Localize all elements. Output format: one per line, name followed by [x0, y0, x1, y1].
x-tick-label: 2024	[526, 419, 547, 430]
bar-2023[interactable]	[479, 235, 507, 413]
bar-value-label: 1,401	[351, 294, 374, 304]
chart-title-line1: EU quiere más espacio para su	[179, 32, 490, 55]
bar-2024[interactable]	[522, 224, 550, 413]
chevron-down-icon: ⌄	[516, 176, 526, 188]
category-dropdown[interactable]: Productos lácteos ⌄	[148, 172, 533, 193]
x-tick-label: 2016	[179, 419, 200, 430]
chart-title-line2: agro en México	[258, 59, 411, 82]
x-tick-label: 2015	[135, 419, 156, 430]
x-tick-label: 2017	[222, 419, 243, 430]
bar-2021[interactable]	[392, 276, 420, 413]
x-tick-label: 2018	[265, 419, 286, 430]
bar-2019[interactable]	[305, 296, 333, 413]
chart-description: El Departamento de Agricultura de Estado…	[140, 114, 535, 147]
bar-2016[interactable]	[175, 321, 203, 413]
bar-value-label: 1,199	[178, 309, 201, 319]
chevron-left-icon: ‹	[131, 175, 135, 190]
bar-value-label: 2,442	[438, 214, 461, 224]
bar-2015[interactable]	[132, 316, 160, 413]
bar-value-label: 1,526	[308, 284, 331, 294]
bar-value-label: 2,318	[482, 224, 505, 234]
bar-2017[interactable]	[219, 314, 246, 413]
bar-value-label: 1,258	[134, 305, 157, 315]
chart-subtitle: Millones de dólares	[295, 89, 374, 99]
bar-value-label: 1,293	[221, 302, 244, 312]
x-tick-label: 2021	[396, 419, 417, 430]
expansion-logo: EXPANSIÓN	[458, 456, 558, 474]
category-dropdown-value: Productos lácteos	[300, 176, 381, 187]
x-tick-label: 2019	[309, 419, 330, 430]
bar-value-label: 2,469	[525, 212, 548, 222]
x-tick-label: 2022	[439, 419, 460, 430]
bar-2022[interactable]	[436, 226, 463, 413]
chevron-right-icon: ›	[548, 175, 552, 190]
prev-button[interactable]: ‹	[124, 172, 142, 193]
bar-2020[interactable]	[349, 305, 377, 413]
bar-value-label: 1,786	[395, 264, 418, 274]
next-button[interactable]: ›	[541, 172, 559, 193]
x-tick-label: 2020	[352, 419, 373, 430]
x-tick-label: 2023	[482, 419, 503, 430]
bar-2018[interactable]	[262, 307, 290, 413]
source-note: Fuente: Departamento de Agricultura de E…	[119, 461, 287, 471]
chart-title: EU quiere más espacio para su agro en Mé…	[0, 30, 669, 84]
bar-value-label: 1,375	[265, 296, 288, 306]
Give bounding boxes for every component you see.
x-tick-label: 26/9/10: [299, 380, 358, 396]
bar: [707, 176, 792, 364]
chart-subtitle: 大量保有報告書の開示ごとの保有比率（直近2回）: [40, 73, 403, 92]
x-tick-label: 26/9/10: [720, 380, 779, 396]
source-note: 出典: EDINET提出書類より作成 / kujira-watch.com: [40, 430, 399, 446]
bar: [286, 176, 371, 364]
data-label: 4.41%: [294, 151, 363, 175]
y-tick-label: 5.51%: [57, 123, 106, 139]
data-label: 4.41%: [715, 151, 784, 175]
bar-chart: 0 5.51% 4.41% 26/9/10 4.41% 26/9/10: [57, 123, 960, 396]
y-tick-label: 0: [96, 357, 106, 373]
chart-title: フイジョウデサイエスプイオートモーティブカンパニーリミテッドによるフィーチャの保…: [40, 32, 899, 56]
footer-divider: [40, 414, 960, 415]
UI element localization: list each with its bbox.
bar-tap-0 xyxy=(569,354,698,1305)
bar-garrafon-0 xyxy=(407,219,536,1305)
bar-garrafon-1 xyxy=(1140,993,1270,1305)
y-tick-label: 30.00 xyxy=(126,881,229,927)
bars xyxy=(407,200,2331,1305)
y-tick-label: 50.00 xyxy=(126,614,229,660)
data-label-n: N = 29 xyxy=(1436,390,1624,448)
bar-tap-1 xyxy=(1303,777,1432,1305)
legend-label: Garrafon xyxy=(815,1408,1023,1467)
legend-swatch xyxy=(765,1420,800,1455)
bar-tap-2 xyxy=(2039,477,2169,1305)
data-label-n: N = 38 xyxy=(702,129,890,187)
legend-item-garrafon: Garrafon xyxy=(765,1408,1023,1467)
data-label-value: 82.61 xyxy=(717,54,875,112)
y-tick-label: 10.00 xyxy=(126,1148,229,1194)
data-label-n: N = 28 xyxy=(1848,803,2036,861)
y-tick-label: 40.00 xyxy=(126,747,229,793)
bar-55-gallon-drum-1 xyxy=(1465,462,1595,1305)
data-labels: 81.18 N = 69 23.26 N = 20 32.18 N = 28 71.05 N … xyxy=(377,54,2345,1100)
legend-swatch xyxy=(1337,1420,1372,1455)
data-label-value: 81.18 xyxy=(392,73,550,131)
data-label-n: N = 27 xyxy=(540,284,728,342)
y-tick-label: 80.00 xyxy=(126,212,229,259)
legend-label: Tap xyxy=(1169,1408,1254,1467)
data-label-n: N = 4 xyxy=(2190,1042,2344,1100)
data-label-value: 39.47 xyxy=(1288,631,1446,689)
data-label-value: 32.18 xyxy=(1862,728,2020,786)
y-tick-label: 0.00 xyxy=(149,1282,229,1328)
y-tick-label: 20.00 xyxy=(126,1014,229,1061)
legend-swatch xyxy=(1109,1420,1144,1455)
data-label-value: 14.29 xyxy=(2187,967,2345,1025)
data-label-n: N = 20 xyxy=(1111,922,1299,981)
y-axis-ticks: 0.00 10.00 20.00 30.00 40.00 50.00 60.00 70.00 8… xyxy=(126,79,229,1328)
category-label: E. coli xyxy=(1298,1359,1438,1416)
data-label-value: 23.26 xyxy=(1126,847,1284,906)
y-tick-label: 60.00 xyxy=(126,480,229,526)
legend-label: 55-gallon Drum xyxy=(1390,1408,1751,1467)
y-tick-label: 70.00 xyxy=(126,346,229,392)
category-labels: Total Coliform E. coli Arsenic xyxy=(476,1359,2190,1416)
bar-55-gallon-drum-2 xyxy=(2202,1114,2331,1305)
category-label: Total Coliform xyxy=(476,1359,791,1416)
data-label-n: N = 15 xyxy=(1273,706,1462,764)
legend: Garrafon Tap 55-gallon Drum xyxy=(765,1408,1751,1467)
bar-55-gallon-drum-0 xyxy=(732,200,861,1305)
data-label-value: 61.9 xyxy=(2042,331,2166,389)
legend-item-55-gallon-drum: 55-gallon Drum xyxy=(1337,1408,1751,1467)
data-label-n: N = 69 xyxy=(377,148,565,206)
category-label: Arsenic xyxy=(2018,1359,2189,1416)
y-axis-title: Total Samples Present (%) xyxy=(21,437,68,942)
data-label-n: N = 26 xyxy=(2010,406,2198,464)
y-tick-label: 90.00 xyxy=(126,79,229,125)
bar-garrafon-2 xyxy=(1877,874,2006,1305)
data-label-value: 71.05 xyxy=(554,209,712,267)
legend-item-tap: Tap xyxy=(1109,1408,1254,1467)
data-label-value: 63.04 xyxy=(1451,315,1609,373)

Work to do:
Reproduce the records above word for word, starting with their first line and going on through the line that contains "419, 200, 430]".

Worked answer:
Localize all elements. Output format: one per line, name followed by [x0, y0, x1, y1].
x-tick-label: 2024	[526, 419, 547, 430]
bar-2023[interactable]	[479, 235, 507, 413]
bar-value-label: 1,401	[351, 294, 374, 304]
chart-title-line1: EU quiere más espacio para su	[179, 32, 490, 55]
bar-2024[interactable]	[522, 224, 550, 413]
chevron-down-icon: ⌄	[516, 176, 526, 188]
category-dropdown[interactable]: Productos lácteos ⌄	[148, 172, 533, 193]
x-tick-label: 2016	[179, 419, 200, 430]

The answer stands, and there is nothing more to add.